Exclude the pictures; give every entry again exactly as written.

--- Begin MATERIAL PROVIDED ---

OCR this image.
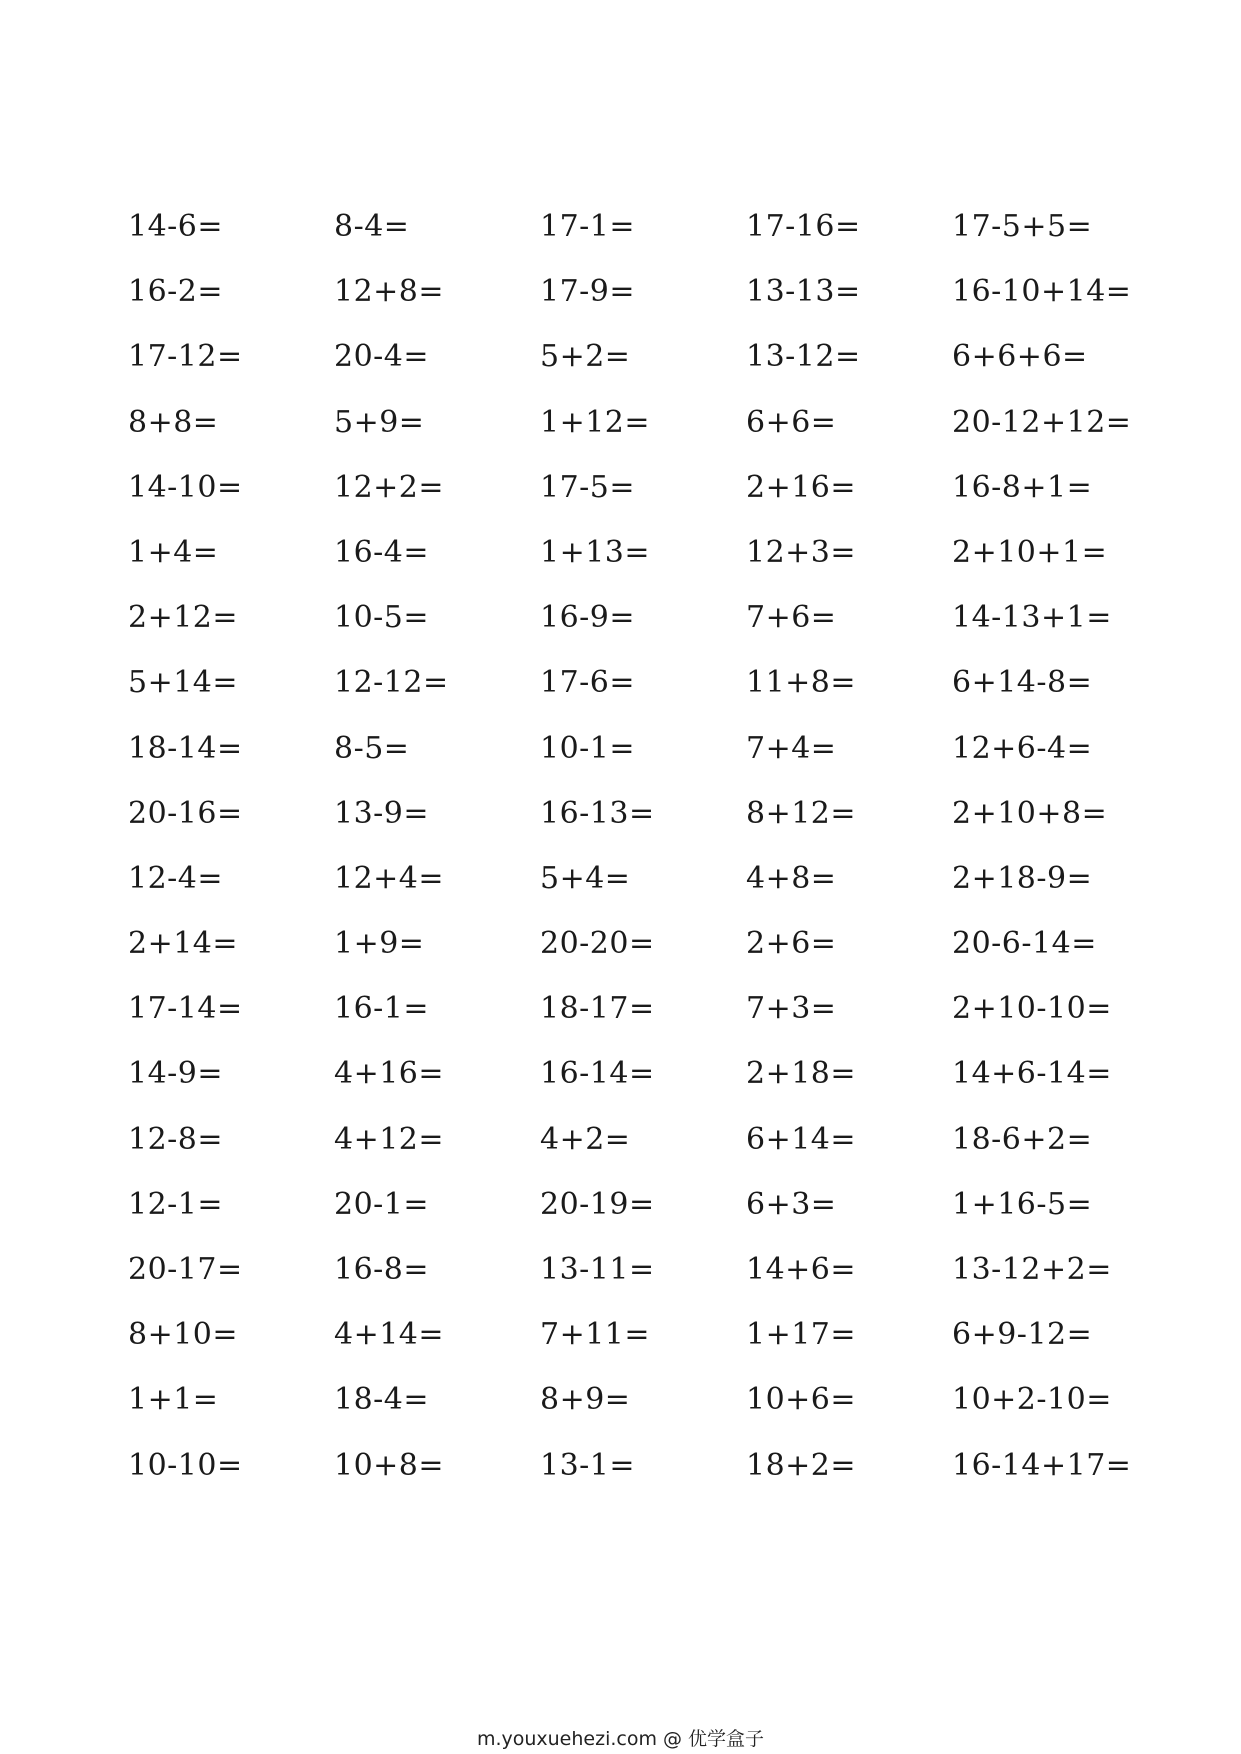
14-6=	8-4=	17-1=	17-16=	17-5+5=
16-2=	12+8=	17-9=	13-13=	16-10+14=
17-12=	20-4=	5+2=	13-12=	6+6+6=
8+8=	5+9=	1+12=	6+6=	20-12+12=
14-10=	12+2=	17-5=	2+16=	16-8+1=
1+4=	16-4=	1+13=	12+3=	2+10+1=
2+12=	10-5=	16-9=	7+6=	14-13+1=
5+14=	12-12=	17-6=	11+8=	6+14-8=
18-14=	8-5=	10-1=	7+4=	12+6-4=
20-16=	13-9=	16-13=	8+12=	2+10+8=
12-4=	12+4=	5+4=	4+8=	2+18-9=
2+14=	1+9=	20-20=	2+6=	20-6-14=
17-14=	16-1=	18-17=	7+3=	2+10-10=
14-9=	4+16=	16-14=	2+18=	14+6-14=
12-8=	4+12=	4+2=	6+14=	18-6+2=
12-1=	20-1=	20-19=	6+3=	1+16-5=
20-17=	16-8=	13-11=	14+6=	13-12+2=
8+10=	4+14=	7+11=	1+17=	6+9-12=
1+1=	18-4=	8+9=	10+6=	10+2-10=
10-10=	10+8=	13-1=	18+2=	16-14+17=
m.youxuehezi.com @ 优学盒子
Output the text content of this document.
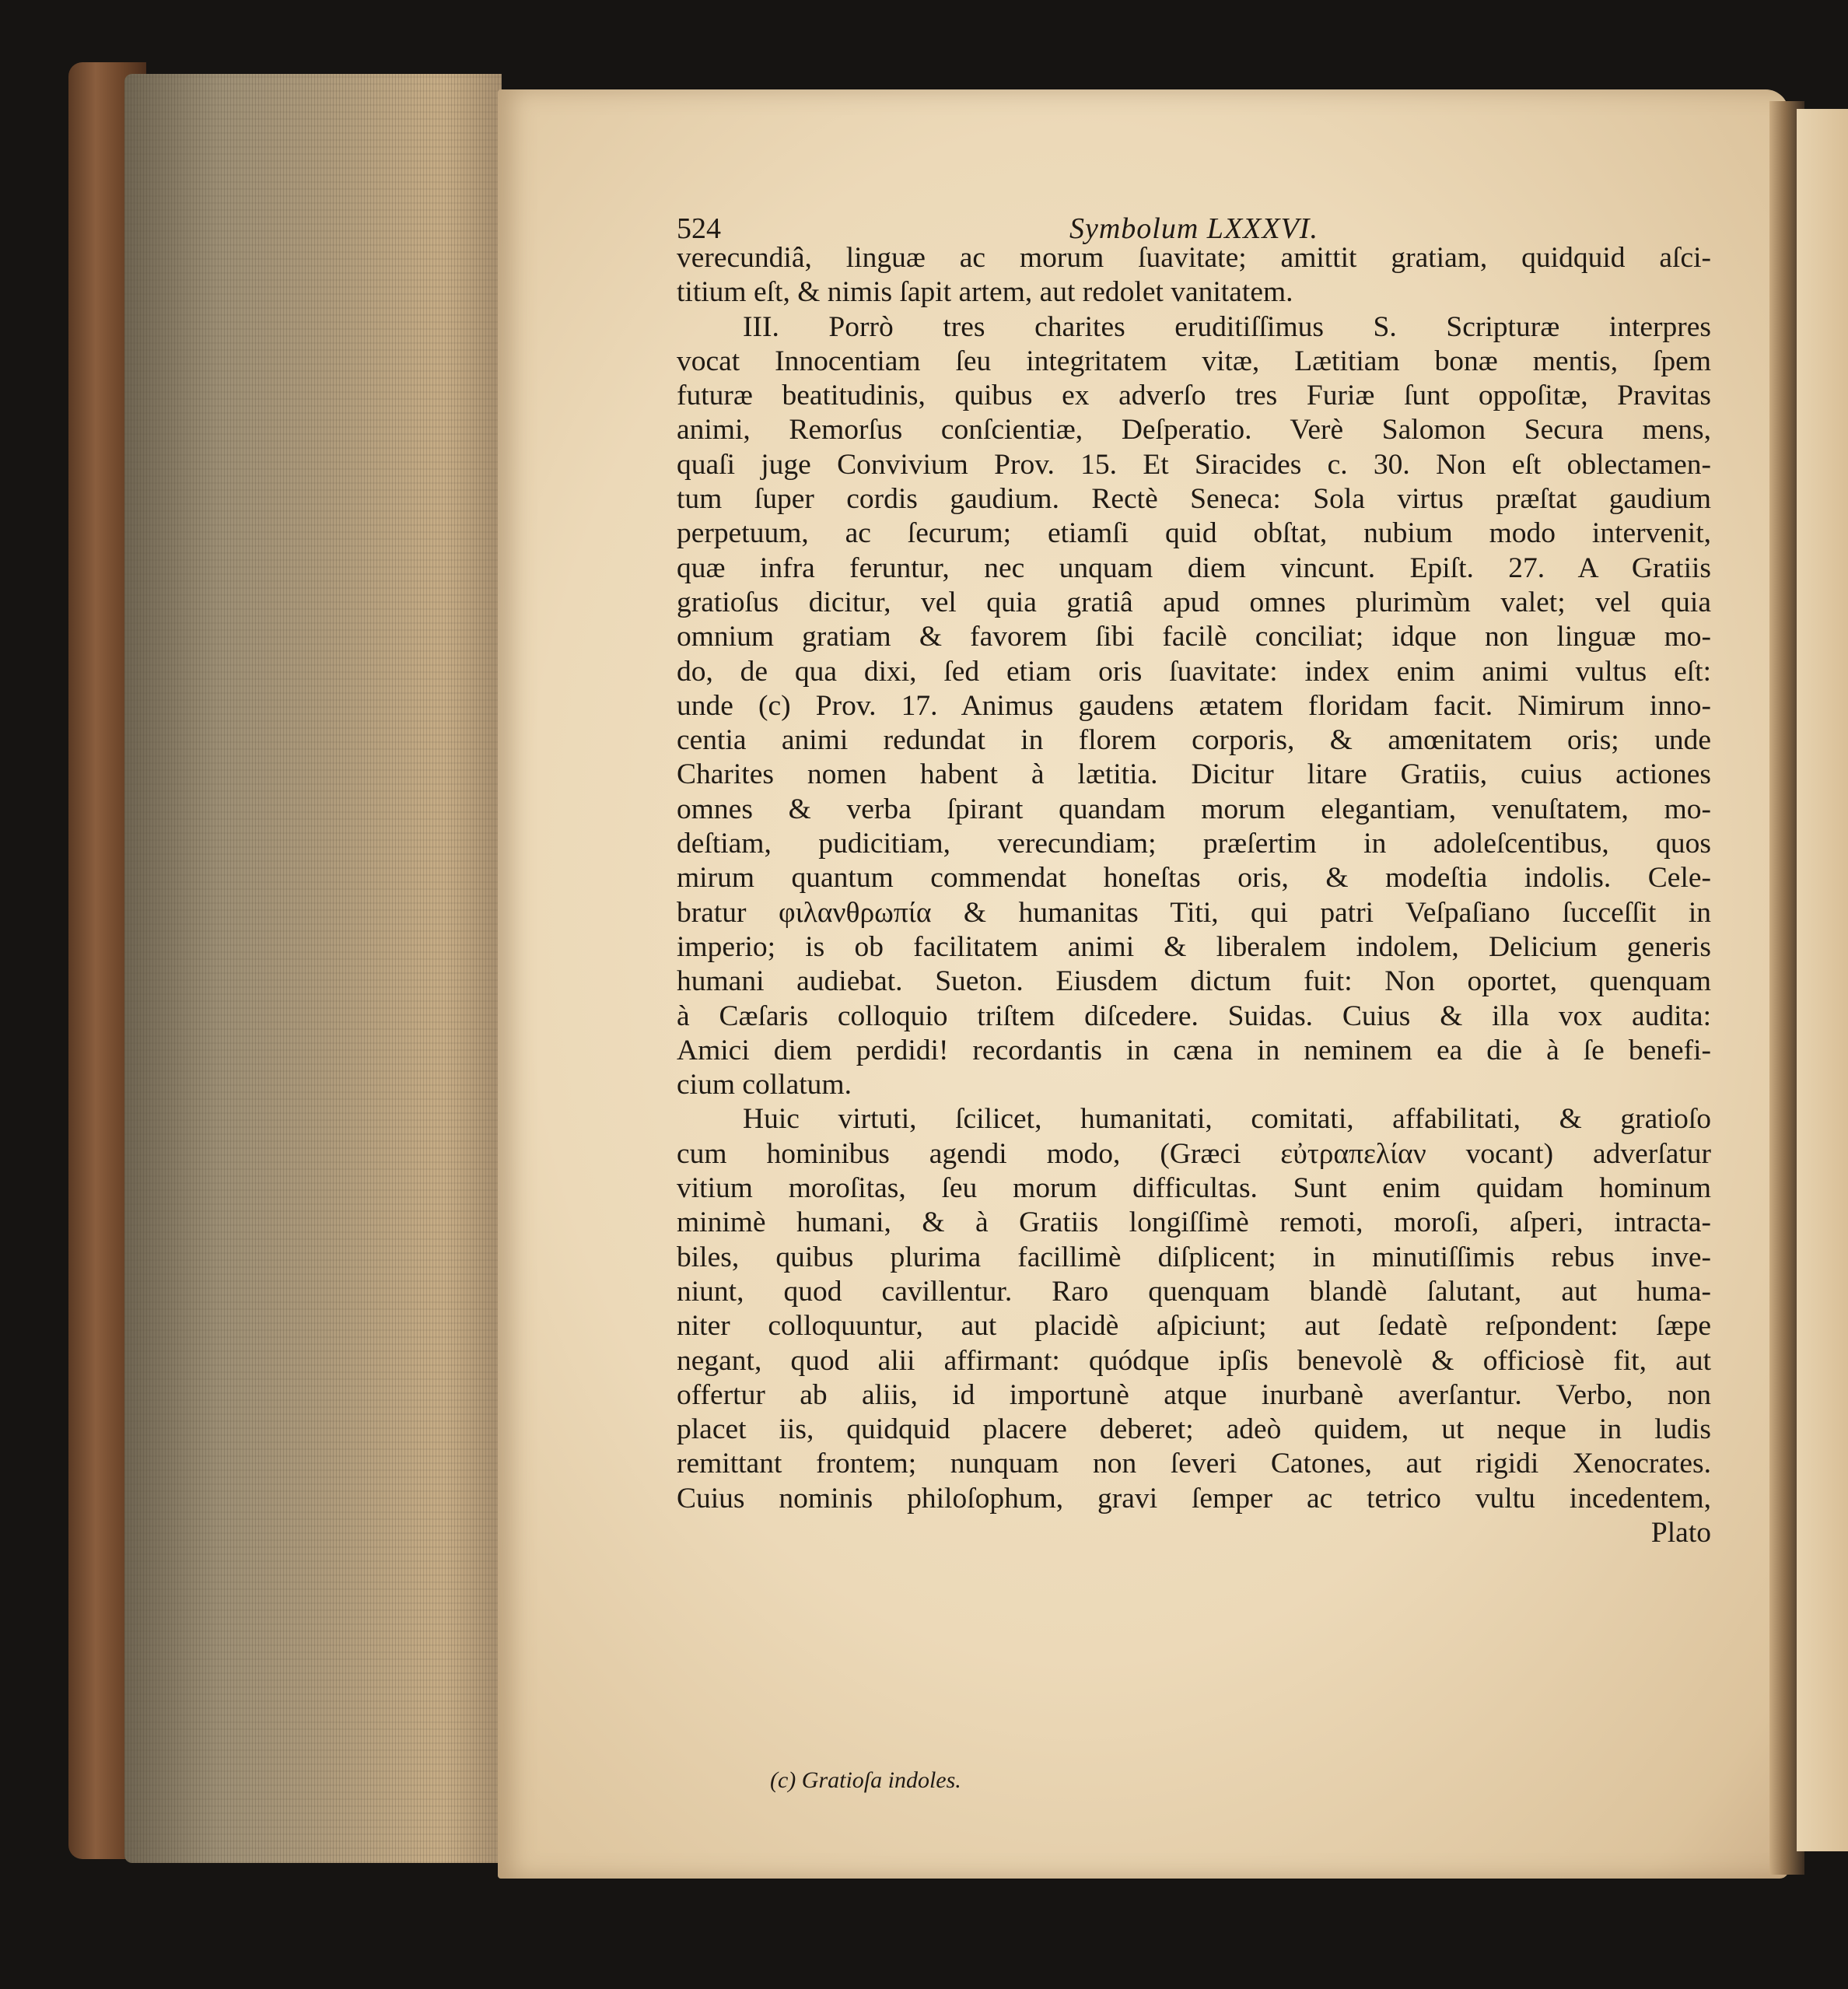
524	Symbolum LXXXVI.
verecundiâ, linguæ ac morum ſuavitate; amittit gratiam, quidquid aſci-
titium eſt, & nimis ſapit artem, aut redolet vanitatem.
III. Porrò tres charites eruditiſſimus S. Scripturæ interpres
vocat Innocentiam ſeu integritatem vitæ, Lætitiam bonæ mentis, ſpem
futuræ beatitudinis, quibus ex adverſo tres Furiæ ſunt oppoſitæ, Pravitas
animi, Remorſus conſcientiæ, Deſperatio. Verè Salomon Secura mens,
quaſi juge Convivium Prov. 15. Et Siracides c. 30. Non eſt oblectamen-
tum ſuper cordis gaudium. Rectè Seneca: Sola virtus præſtat gaudium
perpetuum, ac ſecurum; etiamſi quid obſtat, nubium modo intervenit,
quæ infra feruntur, nec unquam diem vincunt. Epiſt. 27. A Gratiis
gratioſus dicitur, vel quia gratiâ apud omnes plurimùm valet; vel quia
omnium gratiam & favorem ſibi facilè conciliat; idque non linguæ mo-
do, de qua dixi, ſed etiam oris ſuavitate: index enim animi vultus eſt:
unde (c) Prov. 17. Animus gaudens ætatem floridam facit. Nimirum inno-
centia animi redundat in florem corporis, & amœnitatem oris; unde
Charites nomen habent à lætitia. Dicitur litare Gratiis, cuius actiones
omnes & verba ſpirant quandam morum elegantiam, venuſtatem, mo-
deſtiam, pudicitiam, verecundiam; præſertim in adoleſcentibus, quos
mirum quantum commendat honeſtas oris, & modeſtia indolis. Cele-
bratur φιλανθρωπία & humanitas Titi, qui patri Veſpaſiano ſucceſſit in
imperio; is ob facilitatem animi & liberalem indolem, Delicium generis
humani audiebat. Sueton. Eiusdem dictum fuit: Non oportet, quenquam
à Cæſaris colloquio triſtem diſcedere. Suidas. Cuius & illa vox audita:
Amici diem perdidi! recordantis in cæna in neminem ea die à ſe benefi-
cium collatum.
Huic virtuti, ſcilicet, humanitati, comitati, affabilitati, & gratioſo
cum hominibus agendi modo, (Græci εὐτραπελίαν vocant) adverſatur
vitium moroſitas, ſeu morum difficultas. Sunt enim quidam hominum
minimè humani, & à Gratiis longiſſimè remoti, moroſi, aſperi, intracta-
biles, quibus plurima facillimè diſplicent; in minutiſſimis rebus inve-
niunt, quod cavillentur. Raro quenquam blandè ſalutant, aut huma-
niter colloquuntur, aut placidè aſpiciunt; aut ſedatè reſpondent: ſæpe
negant, quod alii affirmant: quódque ipſis benevolè & officiosè fit, aut
offertur ab aliis, id importunè atque inurbanè averſantur. Verbo, non
placet iis, quidquid placere deberet; adeò quidem, ut neque in ludis
remittant frontem; nunquam non ſeveri Catones, aut rigidi Xenocrates.
Cuius nominis philoſophum, gravi ſemper ac tetrico vultu incedentem,
Plato
(c) Gratioſa indoles.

--- End MATERIAL PROVIDED ---

▶ [ANSWER TO THE TASK]:
OCR this image.
14-6=	8-4=	17-1=	17-16=	17-5+5=
16-2=	12+8=	17-9=	13-13=	16-10+14=
17-12=	20-4=	5+2=	13-12=	6+6+6=
8+8=	5+9=	1+12=	6+6=	20-12+12=
14-10=	12+2=	17-5=	2+16=	16-8+1=
1+4=	16-4=	1+13=	12+3=	2+10+1=
2+12=	10-5=	16-9=	7+6=	14-13+1=
5+14=	12-12=	17-6=	11+8=	6+14-8=
18-14=	8-5=	10-1=	7+4=	12+6-4=
20-16=	13-9=	16-13=	8+12=	2+10+8=
12-4=	12+4=	5+4=	4+8=	2+18-9=
2+14=	1+9=	20-20=	2+6=	20-6-14=
17-14=	16-1=	18-17=	7+3=	2+10-10=
14-9=	4+16=	16-14=	2+18=	14+6-14=
12-8=	4+12=	4+2=	6+14=	18-6+2=
12-1=	20-1=	20-19=	6+3=	1+16-5=
20-17=	16-8=	13-11=	14+6=	13-12+2=
8+10=	4+14=	7+11=	1+17=	6+9-12=
1+1=	18-4=	8+9=	10+6=	10+2-10=
10-10=	10+8=	13-1=	18+2=	16-14+17=
m.youxuehezi.com @ 优学盒子
Output the text content of this document.
524	Symbolum LXXXVI.
verecundiâ, linguæ ac morum ſuavitate; amittit gratiam, quidquid aſci-
titium eſt, & nimis ſapit artem, aut redolet vanitatem.
III. Porrò tres charites eruditiſſimus S. Scripturæ interpres
vocat Innocentiam ſeu integritatem vitæ, Lætitiam bonæ mentis, ſpem
futuræ beatitudinis, quibus ex adverſo tres Furiæ ſunt oppoſitæ, Pravitas
animi, Remorſus conſcientiæ, Deſperatio. Verè Salomon Secura mens,
quaſi juge Convivium Prov. 15. Et Siracides c. 30. Non eſt oblectamen-
tum ſuper cordis gaudium. Rectè Seneca: Sola virtus præſtat gaudium
perpetuum, ac ſecurum; etiamſi quid obſtat, nubium modo intervenit,
quæ infra feruntur, nec unquam diem vincunt. Epiſt. 27. A Gratiis
gratioſus dicitur, vel quia gratiâ apud omnes plurimùm valet; vel quia
omnium gratiam & favorem ſibi facilè conciliat; idque non linguæ mo-
do, de qua dixi, ſed etiam oris ſuavitate: index enim animi vultus eſt:
unde (c) Prov. 17. Animus gaudens ætatem floridam facit. Nimirum inno-
centia animi redundat in florem corporis, & amœnitatem oris; unde
Charites nomen habent à lætitia. Dicitur litare Gratiis, cuius actiones
omnes & verba ſpirant quandam morum elegantiam, venuſtatem, mo-
deſtiam, pudicitiam, verecundiam; præſertim in adoleſcentibus, quos
mirum quantum commendat honeſtas oris, & modeſtia indolis. Cele-
bratur φιλανθρωπία & humanitas Titi, qui patri Veſpaſiano ſucceſſit in
imperio; is ob facilitatem animi & liberalem indolem, Delicium generis
humani audiebat. Sueton. Eiusdem dictum fuit: Non oportet, quenquam
à Cæſaris colloquio triſtem diſcedere. Suidas. Cuius & illa vox audita:
Amici diem perdidi! recordantis in cæna in neminem ea die à ſe benefi-
cium collatum.
Huic virtuti, ſcilicet, humanitati, comitati, affabilitati, & gratioſo
cum hominibus agendi modo, (Græci εὐτραπελίαν vocant) adverſatur
vitium moroſitas, ſeu morum difficultas. Sunt enim quidam hominum
minimè humani, & à Gratiis longiſſimè remoti, moroſi, aſperi, intracta-
biles, quibus plurima facillimè diſplicent; in minutiſſimis rebus inve-
niunt, quod cavillentur. Raro quenquam blandè ſalutant, aut huma-
niter colloquuntur, aut placidè aſpiciunt; aut ſedatè reſpondent: ſæpe
negant, quod alii affirmant: quódque ipſis benevolè & officiosè fit, aut
offertur ab aliis, id importunè atque inurbanè averſantur. Verbo, non
placet iis, quidquid placere deberet; adeò quidem, ut neque in ludis
remittant frontem; nunquam non ſeveri Catones, aut rigidi Xenocrates.
Cuius nominis philoſophum, gravi ſemper ac tetrico vultu incedentem,
Plato
(c) Gratioſa indoles.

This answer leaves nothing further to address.